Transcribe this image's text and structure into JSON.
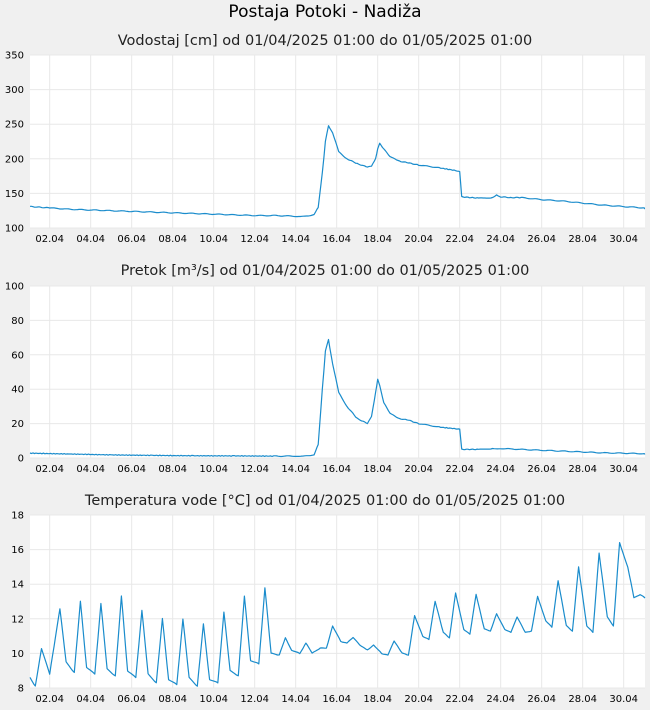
{
  "page_title": "Postaja Potoki - Nadiža",
  "colors": {
    "line": "#1a8ccc",
    "plot_bg": "#ffffff",
    "grid": "#e8e8e8",
    "page_bg": "#f0f0f0"
  },
  "chart_data": [
    {
      "type": "line",
      "title": "Vodostaj [cm] od 01/04/2025 01:00 do 01/05/2025 01:00",
      "xlabel": "",
      "ylabel": "",
      "x_ticks": [
        "02.04",
        "04.04",
        "06.04",
        "08.04",
        "10.04",
        "12.04",
        "14.04",
        "16.04",
        "18.04",
        "20.04",
        "22.04",
        "24.04",
        "26.04",
        "28.04",
        "30.04"
      ],
      "y_ticks": [
        100,
        150,
        200,
        250,
        300,
        350
      ],
      "ylim": [
        100,
        350
      ],
      "xlim_days": [
        1.04,
        31.04
      ],
      "grid": true,
      "series": [
        {
          "x": [
            1.04,
            2,
            3,
            4,
            5,
            6,
            7,
            8,
            9,
            10,
            11,
            12,
            13,
            14,
            14.6,
            14.9,
            15.1,
            15.3,
            15.45,
            15.6,
            15.8,
            16.1,
            16.5,
            17,
            17.5,
            17.7,
            17.9,
            18,
            18.1,
            18.3,
            18.6,
            19,
            19.5,
            20,
            21,
            21.8,
            22,
            22.1,
            23,
            23.6,
            23.8,
            24,
            24.5,
            25,
            26,
            27,
            28,
            29,
            30,
            31,
            31.04
          ],
          "y": [
            131,
            129,
            127,
            126,
            125,
            124,
            123,
            122,
            121,
            120,
            119,
            118,
            118,
            117,
            117,
            120,
            130,
            180,
            225,
            248,
            238,
            210,
            200,
            193,
            188,
            189,
            200,
            215,
            222,
            214,
            203,
            197,
            194,
            191,
            187,
            183,
            182,
            145,
            143,
            144,
            148,
            145,
            144,
            144,
            141,
            139,
            136,
            133,
            131,
            129,
            128
          ]
        }
      ]
    },
    {
      "type": "line",
      "title": "Pretok [m³/s] od 01/04/2025 01:00 do 01/05/2025 01:00",
      "xlabel": "",
      "ylabel": "",
      "x_ticks": [
        "02.04",
        "04.04",
        "06.04",
        "08.04",
        "10.04",
        "12.04",
        "14.04",
        "16.04",
        "18.04",
        "20.04",
        "22.04",
        "24.04",
        "26.04",
        "28.04",
        "30.04"
      ],
      "y_ticks": [
        0,
        20,
        40,
        60,
        80,
        100
      ],
      "ylim": [
        0,
        100
      ],
      "xlim_days": [
        1.04,
        31.04
      ],
      "grid": true,
      "series": [
        {
          "x": [
            1.04,
            3,
            5,
            7,
            9,
            11,
            13,
            14,
            14.6,
            14.9,
            15.1,
            15.3,
            15.45,
            15.6,
            15.8,
            16.1,
            16.5,
            17,
            17.5,
            17.7,
            17.9,
            18,
            18.1,
            18.3,
            18.6,
            19,
            19.5,
            20,
            21,
            21.8,
            22,
            22.1,
            23,
            23.6,
            24,
            25,
            26,
            27,
            28,
            29,
            30,
            31,
            31.04
          ],
          "y": [
            2.8,
            2.3,
            1.8,
            1.5,
            1.3,
            1.2,
            1.1,
            1.1,
            1.2,
            2,
            8,
            40,
            62,
            69,
            55,
            38,
            30,
            23,
            20,
            24,
            38,
            46,
            42,
            32,
            26,
            23,
            22,
            20,
            18,
            17,
            17,
            5,
            5,
            5.5,
            5.5,
            5,
            4.5,
            4,
            3.5,
            3,
            2.8,
            2.5,
            2.5
          ]
        }
      ]
    },
    {
      "type": "line",
      "title": "Temperatura vode [°C] od 01/04/2025 01:00 do 01/05/2025 01:00",
      "xlabel": "",
      "ylabel": "",
      "x_ticks": [
        "02.04",
        "04.04",
        "06.04",
        "08.04",
        "10.04",
        "12.04",
        "14.04",
        "16.04",
        "18.04",
        "20.04",
        "22.04",
        "24.04",
        "26.04",
        "28.04",
        "30.04"
      ],
      "y_ticks": [
        8,
        10,
        12,
        14,
        16,
        18
      ],
      "ylim": [
        8,
        18
      ],
      "xlim_days": [
        1.04,
        31.04
      ],
      "grid": true,
      "series": [
        {
          "x": [
            1.04,
            1.3,
            1.6,
            2.0,
            2.5,
            2.8,
            3.2,
            3.5,
            3.8,
            4.2,
            4.5,
            4.8,
            5.2,
            5.5,
            5.8,
            6.2,
            6.5,
            6.8,
            7.2,
            7.5,
            7.8,
            8.2,
            8.5,
            8.8,
            9.2,
            9.5,
            9.8,
            10.2,
            10.5,
            10.8,
            11.2,
            11.5,
            11.8,
            12.2,
            12.5,
            12.8,
            13.2,
            13.5,
            13.8,
            14.2,
            14.5,
            14.8,
            15.2,
            15.5,
            15.8,
            16.2,
            16.5,
            16.8,
            17.2,
            17.5,
            17.8,
            18.2,
            18.5,
            18.8,
            19.2,
            19.5,
            19.8,
            20.2,
            20.5,
            20.8,
            21.2,
            21.5,
            21.8,
            22.2,
            22.5,
            22.8,
            23.2,
            23.5,
            23.8,
            24.2,
            24.5,
            24.8,
            25.2,
            25.5,
            25.8,
            26.2,
            26.5,
            26.8,
            27.2,
            27.5,
            27.8,
            28.2,
            28.5,
            28.8,
            29.2,
            29.5,
            29.8,
            30.2,
            30.5,
            30.8,
            31.04
          ],
          "y": [
            8.6,
            8.1,
            10.3,
            8.8,
            12.6,
            9.5,
            8.9,
            13.0,
            9.2,
            8.8,
            12.9,
            9.1,
            8.7,
            13.3,
            9.0,
            8.6,
            12.5,
            8.8,
            8.3,
            12.0,
            8.5,
            8.2,
            12.0,
            8.6,
            8.1,
            11.7,
            8.5,
            8.3,
            12.4,
            9.0,
            8.7,
            13.3,
            9.6,
            9.4,
            13.8,
            10.0,
            9.9,
            10.9,
            10.2,
            10.0,
            10.6,
            10.0,
            10.3,
            10.3,
            11.6,
            10.7,
            10.6,
            10.9,
            10.4,
            10.2,
            10.5,
            10.0,
            9.9,
            10.7,
            10.0,
            9.9,
            12.2,
            11.0,
            10.8,
            13.0,
            11.2,
            10.9,
            13.5,
            11.4,
            11.1,
            13.4,
            11.4,
            11.3,
            12.3,
            11.4,
            11.2,
            12.1,
            11.2,
            11.3,
            13.3,
            11.9,
            11.5,
            14.2,
            11.6,
            11.3,
            15.0,
            11.6,
            11.2,
            15.8,
            12.1,
            11.6,
            16.4,
            15.0,
            13.2,
            13.4,
            13.2
          ]
        }
      ]
    }
  ]
}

Problem to solve :: Reproduce every record above exactly, but leave out the pictures.

Solution to the exercise ::
Transcribe this image's text and structure into JSON.
{
  "page_title": "Postaja Potoki - Nadiža",
  "colors": {
    "line": "#1a8ccc",
    "plot_bg": "#ffffff",
    "grid": "#e8e8e8",
    "page_bg": "#f0f0f0"
  },
  "chart_data": [
    {
      "type": "line",
      "title": "Vodostaj [cm] od 01/04/2025 01:00 do 01/05/2025 01:00",
      "xlabel": "",
      "ylabel": "",
      "x_ticks": [
        "02.04",
        "04.04",
        "06.04",
        "08.04",
        "10.04",
        "12.04",
        "14.04",
        "16.04",
        "18.04",
        "20.04",
        "22.04",
        "24.04",
        "26.04",
        "28.04",
        "30.04"
      ],
      "y_ticks": [
        100,
        150,
        200,
        250,
        300,
        350
      ],
      "ylim": [
        100,
        350
      ],
      "xlim_days": [
        1.04,
        31.04
      ],
      "grid": true,
      "series": [
        {
          "x": [
            1.04,
            2,
            3,
            4,
            5,
            6,
            7,
            8,
            9,
            10,
            11,
            12,
            13,
            14,
            14.6,
            14.9,
            15.1,
            15.3,
            15.45,
            15.6,
            15.8,
            16.1,
            16.5,
            17,
            17.5,
            17.7,
            17.9,
            18,
            18.1,
            18.3,
            18.6,
            19,
            19.5,
            20,
            21,
            21.8,
            22,
            22.1,
            23,
            23.6,
            23.8,
            24,
            24.5,
            25,
            26,
            27,
            28,
            29,
            30,
            31,
            31.04
          ],
          "y": [
            131,
            129,
            127,
            126,
            125,
            124,
            123,
            122,
            121,
            120,
            119,
            118,
            118,
            117,
            117,
            120,
            130,
            180,
            225,
            248,
            238,
            210,
            200,
            193,
            188,
            189,
            200,
            215,
            222,
            214,
            203,
            197,
            194,
            191,
            187,
            183,
            182,
            145,
            143,
            144,
            148,
            145,
            144,
            144,
            141,
            139,
            136,
            133,
            131,
            129,
            128
          ]
        }
      ]
    },
    {
      "type": "line",
      "title": "Pretok [m³/s] od 01/04/2025 01:00 do 01/05/2025 01:00",
      "xlabel": "",
      "ylabel": "",
      "x_ticks": [
        "02.04",
        "04.04",
        "06.04",
        "08.04",
        "10.04",
        "12.04",
        "14.04",
        "16.04",
        "18.04",
        "20.04",
        "22.04",
        "24.04",
        "26.04",
        "28.04",
        "30.04"
      ],
      "y_ticks": [
        0,
        20,
        40,
        60,
        80,
        100
      ],
      "ylim": [
        0,
        100
      ],
      "xlim_days": [
        1.04,
        31.04
      ],
      "grid": true,
      "series": [
        {
          "x": [
            1.04,
            3,
            5,
            7,
            9,
            11,
            13,
            14,
            14.6,
            14.9,
            15.1,
            15.3,
            15.45,
            15.6,
            15.8,
            16.1,
            16.5,
            17,
            17.5,
            17.7,
            17.9,
            18,
            18.1,
            18.3,
            18.6,
            19,
            19.5,
            20,
            21,
            21.8,
            22,
            22.1,
            23,
            23.6,
            24,
            25,
            26,
            27,
            28,
            29,
            30,
            31,
            31.04
          ],
          "y": [
            2.8,
            2.3,
            1.8,
            1.5,
            1.3,
            1.2,
            1.1,
            1.1,
            1.2,
            2,
            8,
            40,
            62,
            69,
            55,
            38,
            30,
            23,
            20,
            24,
            38,
            46,
            42,
            32,
            26,
            23,
            22,
            20,
            18,
            17,
            17,
            5,
            5,
            5.5,
            5.5,
            5,
            4.5,
            4,
            3.5,
            3,
            2.8,
            2.5,
            2.5
          ]
        }
      ]
    },
    {
      "type": "line",
      "title": "Temperatura vode [°C] od 01/04/2025 01:00 do 01/05/2025 01:00",
      "xlabel": "",
      "ylabel": "",
      "x_ticks": [
        "02.04",
        "04.04",
        "06.04",
        "08.04",
        "10.04",
        "12.04",
        "14.04",
        "16.04",
        "18.04",
        "20.04",
        "22.04",
        "24.04",
        "26.04",
        "28.04",
        "30.04"
      ],
      "y_ticks": [
        8,
        10,
        12,
        14,
        16,
        18
      ],
      "ylim": [
        8,
        18
      ],
      "xlim_days": [
        1.04,
        31.04
      ],
      "grid": true,
      "series": [
        {
          "x": [
            1.04,
            1.3,
            1.6,
            2.0,
            2.5,
            2.8,
            3.2,
            3.5,
            3.8,
            4.2,
            4.5,
            4.8,
            5.2,
            5.5,
            5.8,
            6.2,
            6.5,
            6.8,
            7.2,
            7.5,
            7.8,
            8.2,
            8.5,
            8.8,
            9.2,
            9.5,
            9.8,
            10.2,
            10.5,
            10.8,
            11.2,
            11.5,
            11.8,
            12.2,
            12.5,
            12.8,
            13.2,
            13.5,
            13.8,
            14.2,
            14.5,
            14.8,
            15.2,
            15.5,
            15.8,
            16.2,
            16.5,
            16.8,
            17.2,
            17.5,
            17.8,
            18.2,
            18.5,
            18.8,
            19.2,
            19.5,
            19.8,
            20.2,
            20.5,
            20.8,
            21.2,
            21.5,
            21.8,
            22.2,
            22.5,
            22.8,
            23.2,
            23.5,
            23.8,
            24.2,
            24.5,
            24.8,
            25.2,
            25.5,
            25.8,
            26.2,
            26.5,
            26.8,
            27.2,
            27.5,
            27.8,
            28.2,
            28.5,
            28.8,
            29.2,
            29.5,
            29.8,
            30.2,
            30.5,
            30.8,
            31.04
          ],
          "y": [
            8.6,
            8.1,
            10.3,
            8.8,
            12.6,
            9.5,
            8.9,
            13.0,
            9.2,
            8.8,
            12.9,
            9.1,
            8.7,
            13.3,
            9.0,
            8.6,
            12.5,
            8.8,
            8.3,
            12.0,
            8.5,
            8.2,
            12.0,
            8.6,
            8.1,
            11.7,
            8.5,
            8.3,
            12.4,
            9.0,
            8.7,
            13.3,
            9.6,
            9.4,
            13.8,
            10.0,
            9.9,
            10.9,
            10.2,
            10.0,
            10.6,
            10.0,
            10.3,
            10.3,
            11.6,
            10.7,
            10.6,
            10.9,
            10.4,
            10.2,
            10.5,
            10.0,
            9.9,
            10.7,
            10.0,
            9.9,
            12.2,
            11.0,
            10.8,
            13.0,
            11.2,
            10.9,
            13.5,
            11.4,
            11.1,
            13.4,
            11.4,
            11.3,
            12.3,
            11.4,
            11.2,
            12.1,
            11.2,
            11.3,
            13.3,
            11.9,
            11.5,
            14.2,
            11.6,
            11.3,
            15.0,
            11.6,
            11.2,
            15.8,
            12.1,
            11.6,
            16.4,
            15.0,
            13.2,
            13.4,
            13.2
          ]
        }
      ]
    }
  ]
}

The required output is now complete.